* _Dataset entries_
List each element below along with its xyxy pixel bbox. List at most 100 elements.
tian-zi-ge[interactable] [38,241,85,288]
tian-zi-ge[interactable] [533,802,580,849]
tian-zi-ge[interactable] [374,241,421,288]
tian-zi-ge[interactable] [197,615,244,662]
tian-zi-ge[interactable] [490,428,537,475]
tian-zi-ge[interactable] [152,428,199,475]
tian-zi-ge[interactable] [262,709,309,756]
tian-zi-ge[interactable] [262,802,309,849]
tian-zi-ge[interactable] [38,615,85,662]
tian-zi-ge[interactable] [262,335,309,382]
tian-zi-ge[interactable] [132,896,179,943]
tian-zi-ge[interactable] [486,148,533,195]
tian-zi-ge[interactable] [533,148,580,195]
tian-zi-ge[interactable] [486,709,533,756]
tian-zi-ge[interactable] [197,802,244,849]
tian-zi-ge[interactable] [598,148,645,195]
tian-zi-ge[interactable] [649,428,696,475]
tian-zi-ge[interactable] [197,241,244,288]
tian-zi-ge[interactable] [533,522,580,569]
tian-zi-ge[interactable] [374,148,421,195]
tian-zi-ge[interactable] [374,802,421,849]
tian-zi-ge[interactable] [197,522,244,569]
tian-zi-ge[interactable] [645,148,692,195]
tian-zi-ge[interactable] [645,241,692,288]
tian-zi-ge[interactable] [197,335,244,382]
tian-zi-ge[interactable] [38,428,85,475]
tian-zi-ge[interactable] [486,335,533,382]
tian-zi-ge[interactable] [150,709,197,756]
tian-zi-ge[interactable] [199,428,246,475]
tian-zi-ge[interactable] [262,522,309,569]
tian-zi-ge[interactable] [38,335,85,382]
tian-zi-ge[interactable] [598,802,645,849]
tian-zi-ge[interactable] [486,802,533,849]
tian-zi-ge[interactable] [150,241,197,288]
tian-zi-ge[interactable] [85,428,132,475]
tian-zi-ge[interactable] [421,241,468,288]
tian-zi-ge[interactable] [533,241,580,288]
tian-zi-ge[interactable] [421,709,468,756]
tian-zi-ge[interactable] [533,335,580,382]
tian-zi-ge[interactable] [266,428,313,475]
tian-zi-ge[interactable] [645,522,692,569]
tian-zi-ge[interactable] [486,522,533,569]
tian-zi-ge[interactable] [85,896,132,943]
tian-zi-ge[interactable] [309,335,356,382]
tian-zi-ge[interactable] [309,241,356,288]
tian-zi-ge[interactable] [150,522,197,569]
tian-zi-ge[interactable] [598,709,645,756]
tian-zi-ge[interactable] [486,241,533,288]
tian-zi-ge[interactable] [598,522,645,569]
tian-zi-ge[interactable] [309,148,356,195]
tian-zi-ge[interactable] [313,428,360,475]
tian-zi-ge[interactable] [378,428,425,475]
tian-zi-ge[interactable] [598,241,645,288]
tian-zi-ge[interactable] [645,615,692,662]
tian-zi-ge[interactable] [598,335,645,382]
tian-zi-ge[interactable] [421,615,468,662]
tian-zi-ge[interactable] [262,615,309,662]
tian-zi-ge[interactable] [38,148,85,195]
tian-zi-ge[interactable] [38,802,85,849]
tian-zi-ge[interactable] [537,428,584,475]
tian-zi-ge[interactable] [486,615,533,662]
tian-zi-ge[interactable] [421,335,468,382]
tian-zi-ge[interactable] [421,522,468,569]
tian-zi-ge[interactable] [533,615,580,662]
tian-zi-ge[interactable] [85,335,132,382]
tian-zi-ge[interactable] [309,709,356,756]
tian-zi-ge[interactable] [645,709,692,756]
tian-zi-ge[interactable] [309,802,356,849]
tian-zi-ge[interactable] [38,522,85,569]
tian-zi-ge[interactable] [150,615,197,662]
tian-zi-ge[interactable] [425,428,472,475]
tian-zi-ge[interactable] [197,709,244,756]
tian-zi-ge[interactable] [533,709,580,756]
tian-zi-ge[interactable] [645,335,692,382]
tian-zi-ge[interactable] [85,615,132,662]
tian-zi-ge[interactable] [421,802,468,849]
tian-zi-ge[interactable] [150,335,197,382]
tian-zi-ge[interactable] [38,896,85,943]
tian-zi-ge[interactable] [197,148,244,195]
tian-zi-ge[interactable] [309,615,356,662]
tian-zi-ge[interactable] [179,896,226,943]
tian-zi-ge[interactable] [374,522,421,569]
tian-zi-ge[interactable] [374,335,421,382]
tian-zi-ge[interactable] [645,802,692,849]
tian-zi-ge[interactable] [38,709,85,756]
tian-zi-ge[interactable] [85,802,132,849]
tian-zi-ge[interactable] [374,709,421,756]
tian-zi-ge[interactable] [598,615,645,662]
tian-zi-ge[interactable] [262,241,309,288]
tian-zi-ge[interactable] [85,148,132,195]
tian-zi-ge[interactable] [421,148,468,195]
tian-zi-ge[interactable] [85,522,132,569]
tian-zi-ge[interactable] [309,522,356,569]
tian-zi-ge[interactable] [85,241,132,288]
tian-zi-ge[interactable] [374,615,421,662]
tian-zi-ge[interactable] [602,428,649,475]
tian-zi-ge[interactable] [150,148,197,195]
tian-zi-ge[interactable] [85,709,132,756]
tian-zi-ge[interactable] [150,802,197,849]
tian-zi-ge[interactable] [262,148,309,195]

* _REQUIRED TASK_
Give the rows above again, with every "bbox" replaced by "bounding box" and all else unchanged.

* _PROBLEM SOLUTION_
List each element below along with its xyxy pixel bounding box. List at most 100 elements.
tian-zi-ge[interactable] [38,241,85,288]
tian-zi-ge[interactable] [533,802,580,849]
tian-zi-ge[interactable] [374,241,421,288]
tian-zi-ge[interactable] [197,615,244,662]
tian-zi-ge[interactable] [490,428,537,475]
tian-zi-ge[interactable] [152,428,199,475]
tian-zi-ge[interactable] [262,709,309,756]
tian-zi-ge[interactable] [262,802,309,849]
tian-zi-ge[interactable] [38,615,85,662]
tian-zi-ge[interactable] [262,335,309,382]
tian-zi-ge[interactable] [132,896,179,943]
tian-zi-ge[interactable] [486,148,533,195]
tian-zi-ge[interactable] [533,148,580,195]
tian-zi-ge[interactable] [486,709,533,756]
tian-zi-ge[interactable] [197,802,244,849]
tian-zi-ge[interactable] [598,148,645,195]
tian-zi-ge[interactable] [649,428,696,475]
tian-zi-ge[interactable] [197,241,244,288]
tian-zi-ge[interactable] [533,522,580,569]
tian-zi-ge[interactable] [374,148,421,195]
tian-zi-ge[interactable] [374,802,421,849]
tian-zi-ge[interactable] [197,522,244,569]
tian-zi-ge[interactable] [645,148,692,195]
tian-zi-ge[interactable] [645,241,692,288]
tian-zi-ge[interactable] [197,335,244,382]
tian-zi-ge[interactable] [38,428,85,475]
tian-zi-ge[interactable] [486,335,533,382]
tian-zi-ge[interactable] [150,709,197,756]
tian-zi-ge[interactable] [199,428,246,475]
tian-zi-ge[interactable] [262,522,309,569]
tian-zi-ge[interactable] [38,335,85,382]
tian-zi-ge[interactable] [598,802,645,849]
tian-zi-ge[interactable] [486,802,533,849]
tian-zi-ge[interactable] [150,241,197,288]
tian-zi-ge[interactable] [85,428,132,475]
tian-zi-ge[interactable] [421,241,468,288]
tian-zi-ge[interactable] [533,241,580,288]
tian-zi-ge[interactable] [421,709,468,756]
tian-zi-ge[interactable] [533,335,580,382]
tian-zi-ge[interactable] [266,428,313,475]
tian-zi-ge[interactable] [645,522,692,569]
tian-zi-ge[interactable] [486,522,533,569]
tian-zi-ge[interactable] [85,896,132,943]
tian-zi-ge[interactable] [309,335,356,382]
tian-zi-ge[interactable] [309,241,356,288]
tian-zi-ge[interactable] [150,522,197,569]
tian-zi-ge[interactable] [598,709,645,756]
tian-zi-ge[interactable] [486,241,533,288]
tian-zi-ge[interactable] [598,522,645,569]
tian-zi-ge[interactable] [309,148,356,195]
tian-zi-ge[interactable] [313,428,360,475]
tian-zi-ge[interactable] [378,428,425,475]
tian-zi-ge[interactable] [598,241,645,288]
tian-zi-ge[interactable] [645,615,692,662]
tian-zi-ge[interactable] [598,335,645,382]
tian-zi-ge[interactable] [421,615,468,662]
tian-zi-ge[interactable] [262,615,309,662]
tian-zi-ge[interactable] [38,148,85,195]
tian-zi-ge[interactable] [38,802,85,849]
tian-zi-ge[interactable] [537,428,584,475]
tian-zi-ge[interactable] [486,615,533,662]
tian-zi-ge[interactable] [421,335,468,382]
tian-zi-ge[interactable] [421,522,468,569]
tian-zi-ge[interactable] [533,615,580,662]
tian-zi-ge[interactable] [85,335,132,382]
tian-zi-ge[interactable] [309,709,356,756]
tian-zi-ge[interactable] [645,709,692,756]
tian-zi-ge[interactable] [309,802,356,849]
tian-zi-ge[interactable] [38,522,85,569]
tian-zi-ge[interactable] [150,615,197,662]
tian-zi-ge[interactable] [425,428,472,475]
tian-zi-ge[interactable] [197,709,244,756]
tian-zi-ge[interactable] [533,709,580,756]
tian-zi-ge[interactable] [645,335,692,382]
tian-zi-ge[interactable] [85,615,132,662]
tian-zi-ge[interactable] [421,802,468,849]
tian-zi-ge[interactable] [150,335,197,382]
tian-zi-ge[interactable] [38,896,85,943]
tian-zi-ge[interactable] [197,148,244,195]
tian-zi-ge[interactable] [309,615,356,662]
tian-zi-ge[interactable] [179,896,226,943]
tian-zi-ge[interactable] [374,522,421,569]
tian-zi-ge[interactable] [374,335,421,382]
tian-zi-ge[interactable] [645,802,692,849]
tian-zi-ge[interactable] [38,709,85,756]
tian-zi-ge[interactable] [85,802,132,849]
tian-zi-ge[interactable] [374,709,421,756]
tian-zi-ge[interactable] [598,615,645,662]
tian-zi-ge[interactable] [262,241,309,288]
tian-zi-ge[interactable] [85,148,132,195]
tian-zi-ge[interactable] [421,148,468,195]
tian-zi-ge[interactable] [85,522,132,569]
tian-zi-ge[interactable] [309,522,356,569]
tian-zi-ge[interactable] [85,241,132,288]
tian-zi-ge[interactable] [374,615,421,662]
tian-zi-ge[interactable] [602,428,649,475]
tian-zi-ge[interactable] [150,148,197,195]
tian-zi-ge[interactable] [85,709,132,756]
tian-zi-ge[interactable] [150,802,197,849]
tian-zi-ge[interactable] [262,148,309,195]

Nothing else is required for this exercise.